**Set problem:** Where the string "annotation" occurs in the material below, report the whole line.

** Start **

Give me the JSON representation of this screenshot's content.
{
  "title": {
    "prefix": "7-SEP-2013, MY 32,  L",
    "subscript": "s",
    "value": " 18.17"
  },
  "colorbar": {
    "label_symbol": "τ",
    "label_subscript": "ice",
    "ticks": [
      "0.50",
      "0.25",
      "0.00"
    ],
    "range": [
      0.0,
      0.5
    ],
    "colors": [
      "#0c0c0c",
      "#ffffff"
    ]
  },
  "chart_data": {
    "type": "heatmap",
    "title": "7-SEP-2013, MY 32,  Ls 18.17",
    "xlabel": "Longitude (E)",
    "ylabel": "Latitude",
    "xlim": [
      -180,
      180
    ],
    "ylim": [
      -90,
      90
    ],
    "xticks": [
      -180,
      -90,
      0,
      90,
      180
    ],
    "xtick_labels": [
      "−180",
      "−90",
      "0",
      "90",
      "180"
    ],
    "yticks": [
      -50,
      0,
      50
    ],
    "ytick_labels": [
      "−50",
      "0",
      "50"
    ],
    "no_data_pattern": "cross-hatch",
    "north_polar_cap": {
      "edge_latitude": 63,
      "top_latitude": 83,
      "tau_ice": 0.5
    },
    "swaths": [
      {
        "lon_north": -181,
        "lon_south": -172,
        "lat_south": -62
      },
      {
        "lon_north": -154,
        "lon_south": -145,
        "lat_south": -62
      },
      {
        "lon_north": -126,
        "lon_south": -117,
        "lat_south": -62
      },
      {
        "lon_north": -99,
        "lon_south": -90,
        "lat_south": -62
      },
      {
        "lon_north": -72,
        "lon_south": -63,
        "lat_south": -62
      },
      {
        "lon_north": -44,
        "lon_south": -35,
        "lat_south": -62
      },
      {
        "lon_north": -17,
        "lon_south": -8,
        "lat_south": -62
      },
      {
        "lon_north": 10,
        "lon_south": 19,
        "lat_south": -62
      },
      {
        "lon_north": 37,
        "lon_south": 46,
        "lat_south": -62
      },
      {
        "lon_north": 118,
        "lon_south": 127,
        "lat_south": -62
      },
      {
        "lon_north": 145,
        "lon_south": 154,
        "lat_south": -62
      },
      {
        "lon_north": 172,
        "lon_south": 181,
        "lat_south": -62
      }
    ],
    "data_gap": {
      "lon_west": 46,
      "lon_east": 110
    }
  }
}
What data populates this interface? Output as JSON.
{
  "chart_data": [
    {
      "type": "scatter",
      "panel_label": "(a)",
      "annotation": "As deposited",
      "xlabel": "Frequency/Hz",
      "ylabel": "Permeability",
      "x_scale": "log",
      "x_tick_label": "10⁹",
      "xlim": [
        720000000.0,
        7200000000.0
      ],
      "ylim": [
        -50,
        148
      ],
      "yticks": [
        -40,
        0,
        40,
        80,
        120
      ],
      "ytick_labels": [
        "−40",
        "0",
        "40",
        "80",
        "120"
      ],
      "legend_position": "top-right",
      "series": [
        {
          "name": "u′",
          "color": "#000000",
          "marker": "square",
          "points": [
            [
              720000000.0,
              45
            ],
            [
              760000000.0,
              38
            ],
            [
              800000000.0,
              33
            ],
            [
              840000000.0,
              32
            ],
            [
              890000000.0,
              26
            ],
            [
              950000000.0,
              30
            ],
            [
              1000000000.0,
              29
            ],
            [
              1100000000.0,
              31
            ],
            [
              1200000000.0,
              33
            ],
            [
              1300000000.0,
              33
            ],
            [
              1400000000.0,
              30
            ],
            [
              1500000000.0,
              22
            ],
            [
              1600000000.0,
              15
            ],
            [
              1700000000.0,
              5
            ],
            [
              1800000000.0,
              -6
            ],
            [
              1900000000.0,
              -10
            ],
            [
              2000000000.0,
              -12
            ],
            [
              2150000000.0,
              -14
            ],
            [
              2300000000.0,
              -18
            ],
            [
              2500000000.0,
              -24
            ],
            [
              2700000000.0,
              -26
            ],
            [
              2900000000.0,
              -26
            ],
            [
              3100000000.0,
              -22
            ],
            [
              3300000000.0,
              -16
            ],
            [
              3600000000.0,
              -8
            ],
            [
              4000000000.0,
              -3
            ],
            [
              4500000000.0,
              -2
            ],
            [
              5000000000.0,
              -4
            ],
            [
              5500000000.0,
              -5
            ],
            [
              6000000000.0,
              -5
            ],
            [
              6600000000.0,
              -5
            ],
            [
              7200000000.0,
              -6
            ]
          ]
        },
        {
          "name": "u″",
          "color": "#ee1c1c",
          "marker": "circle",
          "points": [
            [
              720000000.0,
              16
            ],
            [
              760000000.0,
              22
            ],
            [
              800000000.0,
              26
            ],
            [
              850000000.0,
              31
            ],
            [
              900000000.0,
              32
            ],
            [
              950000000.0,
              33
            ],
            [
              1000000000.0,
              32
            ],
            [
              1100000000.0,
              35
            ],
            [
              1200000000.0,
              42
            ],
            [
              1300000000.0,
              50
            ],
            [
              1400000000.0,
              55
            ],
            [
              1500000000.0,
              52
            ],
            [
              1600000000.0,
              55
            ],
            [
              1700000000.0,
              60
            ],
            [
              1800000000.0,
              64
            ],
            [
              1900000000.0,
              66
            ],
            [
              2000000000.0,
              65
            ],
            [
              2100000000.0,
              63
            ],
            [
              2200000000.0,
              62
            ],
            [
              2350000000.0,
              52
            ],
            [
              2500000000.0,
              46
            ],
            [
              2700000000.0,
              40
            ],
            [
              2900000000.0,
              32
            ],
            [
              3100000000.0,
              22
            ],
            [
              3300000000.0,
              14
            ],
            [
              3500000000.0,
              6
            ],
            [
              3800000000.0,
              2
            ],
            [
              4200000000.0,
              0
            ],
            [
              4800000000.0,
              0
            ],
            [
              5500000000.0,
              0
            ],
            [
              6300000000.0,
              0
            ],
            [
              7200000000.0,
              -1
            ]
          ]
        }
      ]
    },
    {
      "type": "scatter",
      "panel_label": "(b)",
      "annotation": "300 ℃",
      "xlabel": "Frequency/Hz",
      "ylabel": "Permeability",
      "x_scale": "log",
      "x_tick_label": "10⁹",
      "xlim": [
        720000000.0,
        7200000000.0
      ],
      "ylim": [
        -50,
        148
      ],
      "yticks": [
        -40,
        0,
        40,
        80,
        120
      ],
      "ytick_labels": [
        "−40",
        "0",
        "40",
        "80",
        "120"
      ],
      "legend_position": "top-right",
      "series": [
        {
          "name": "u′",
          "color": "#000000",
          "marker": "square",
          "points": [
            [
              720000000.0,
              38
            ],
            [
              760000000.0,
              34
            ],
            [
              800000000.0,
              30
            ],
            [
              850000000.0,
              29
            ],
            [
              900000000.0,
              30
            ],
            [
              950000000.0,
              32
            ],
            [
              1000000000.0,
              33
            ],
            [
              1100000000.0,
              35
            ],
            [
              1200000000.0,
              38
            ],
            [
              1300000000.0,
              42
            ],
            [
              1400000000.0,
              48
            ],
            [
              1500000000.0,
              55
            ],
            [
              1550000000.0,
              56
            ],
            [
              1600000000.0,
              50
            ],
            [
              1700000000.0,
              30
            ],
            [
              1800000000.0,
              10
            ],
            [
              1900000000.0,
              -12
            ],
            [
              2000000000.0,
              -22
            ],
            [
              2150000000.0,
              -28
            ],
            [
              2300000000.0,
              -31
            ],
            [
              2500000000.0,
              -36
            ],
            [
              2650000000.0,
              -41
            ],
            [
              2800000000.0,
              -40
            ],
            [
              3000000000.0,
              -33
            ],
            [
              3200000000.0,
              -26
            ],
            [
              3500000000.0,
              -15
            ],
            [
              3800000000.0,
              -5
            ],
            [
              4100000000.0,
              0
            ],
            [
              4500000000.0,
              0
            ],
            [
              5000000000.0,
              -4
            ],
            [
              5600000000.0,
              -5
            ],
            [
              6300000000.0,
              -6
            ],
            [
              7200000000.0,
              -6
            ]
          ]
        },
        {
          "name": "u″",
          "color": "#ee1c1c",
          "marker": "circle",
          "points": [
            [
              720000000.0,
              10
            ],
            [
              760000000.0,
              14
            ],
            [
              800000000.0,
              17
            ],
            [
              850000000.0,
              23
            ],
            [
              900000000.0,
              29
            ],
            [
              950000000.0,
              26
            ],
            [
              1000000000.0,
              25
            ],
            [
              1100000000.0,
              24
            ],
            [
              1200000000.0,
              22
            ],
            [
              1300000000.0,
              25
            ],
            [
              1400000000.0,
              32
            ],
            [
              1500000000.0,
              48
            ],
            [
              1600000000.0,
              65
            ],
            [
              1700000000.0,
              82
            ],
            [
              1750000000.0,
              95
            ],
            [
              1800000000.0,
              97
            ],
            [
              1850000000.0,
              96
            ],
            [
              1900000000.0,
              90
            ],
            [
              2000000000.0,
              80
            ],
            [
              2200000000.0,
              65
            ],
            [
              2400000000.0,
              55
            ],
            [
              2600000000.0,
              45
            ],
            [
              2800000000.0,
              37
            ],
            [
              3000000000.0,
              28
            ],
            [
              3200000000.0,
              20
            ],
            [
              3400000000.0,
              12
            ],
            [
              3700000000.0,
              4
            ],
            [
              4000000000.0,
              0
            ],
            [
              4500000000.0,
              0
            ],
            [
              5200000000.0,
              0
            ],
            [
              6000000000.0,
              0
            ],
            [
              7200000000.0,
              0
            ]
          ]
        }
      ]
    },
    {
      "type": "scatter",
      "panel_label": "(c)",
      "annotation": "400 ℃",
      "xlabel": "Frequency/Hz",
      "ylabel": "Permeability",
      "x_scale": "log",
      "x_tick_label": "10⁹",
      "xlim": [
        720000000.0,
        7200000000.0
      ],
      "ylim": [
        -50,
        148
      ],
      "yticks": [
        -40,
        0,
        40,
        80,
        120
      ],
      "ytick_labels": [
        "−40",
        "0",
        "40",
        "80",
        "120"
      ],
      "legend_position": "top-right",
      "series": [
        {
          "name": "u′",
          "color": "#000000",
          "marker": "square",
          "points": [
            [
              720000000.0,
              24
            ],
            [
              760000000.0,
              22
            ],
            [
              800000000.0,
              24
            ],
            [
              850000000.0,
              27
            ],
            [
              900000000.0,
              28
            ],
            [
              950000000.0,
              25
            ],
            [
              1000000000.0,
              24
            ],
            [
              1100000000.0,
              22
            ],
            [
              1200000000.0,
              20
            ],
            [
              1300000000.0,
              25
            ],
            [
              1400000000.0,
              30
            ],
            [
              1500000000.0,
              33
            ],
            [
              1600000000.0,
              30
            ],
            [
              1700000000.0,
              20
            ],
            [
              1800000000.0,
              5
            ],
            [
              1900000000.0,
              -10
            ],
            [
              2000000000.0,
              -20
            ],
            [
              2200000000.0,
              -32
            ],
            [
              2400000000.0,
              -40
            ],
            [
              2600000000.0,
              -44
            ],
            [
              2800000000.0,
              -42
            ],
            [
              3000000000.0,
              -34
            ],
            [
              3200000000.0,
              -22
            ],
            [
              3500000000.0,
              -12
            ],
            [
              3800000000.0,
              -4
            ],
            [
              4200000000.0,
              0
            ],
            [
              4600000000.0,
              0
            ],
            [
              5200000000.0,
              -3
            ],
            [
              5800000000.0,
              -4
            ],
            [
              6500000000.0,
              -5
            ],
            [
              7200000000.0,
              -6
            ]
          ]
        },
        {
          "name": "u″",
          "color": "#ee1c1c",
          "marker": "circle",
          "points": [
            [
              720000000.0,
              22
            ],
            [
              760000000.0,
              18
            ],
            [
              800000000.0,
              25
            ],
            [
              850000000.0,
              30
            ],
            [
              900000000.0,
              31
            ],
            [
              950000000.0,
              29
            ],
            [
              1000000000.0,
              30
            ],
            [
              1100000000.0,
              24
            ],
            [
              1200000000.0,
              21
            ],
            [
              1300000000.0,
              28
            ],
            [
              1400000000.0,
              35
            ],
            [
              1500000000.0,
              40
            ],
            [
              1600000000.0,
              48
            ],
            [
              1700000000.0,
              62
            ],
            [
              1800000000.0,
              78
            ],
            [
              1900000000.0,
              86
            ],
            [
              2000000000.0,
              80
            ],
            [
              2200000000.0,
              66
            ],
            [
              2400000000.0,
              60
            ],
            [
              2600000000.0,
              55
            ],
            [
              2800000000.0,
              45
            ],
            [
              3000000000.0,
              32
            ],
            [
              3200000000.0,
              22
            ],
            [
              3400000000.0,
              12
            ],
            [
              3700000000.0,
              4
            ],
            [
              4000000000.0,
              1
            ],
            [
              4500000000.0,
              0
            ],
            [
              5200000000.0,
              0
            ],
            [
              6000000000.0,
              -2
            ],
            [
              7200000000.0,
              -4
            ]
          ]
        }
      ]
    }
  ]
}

** End **

**Finished answer:**
      "annotation": "As deposited",
      "annotation": "300 ℃",
      "annotation": "400 ℃",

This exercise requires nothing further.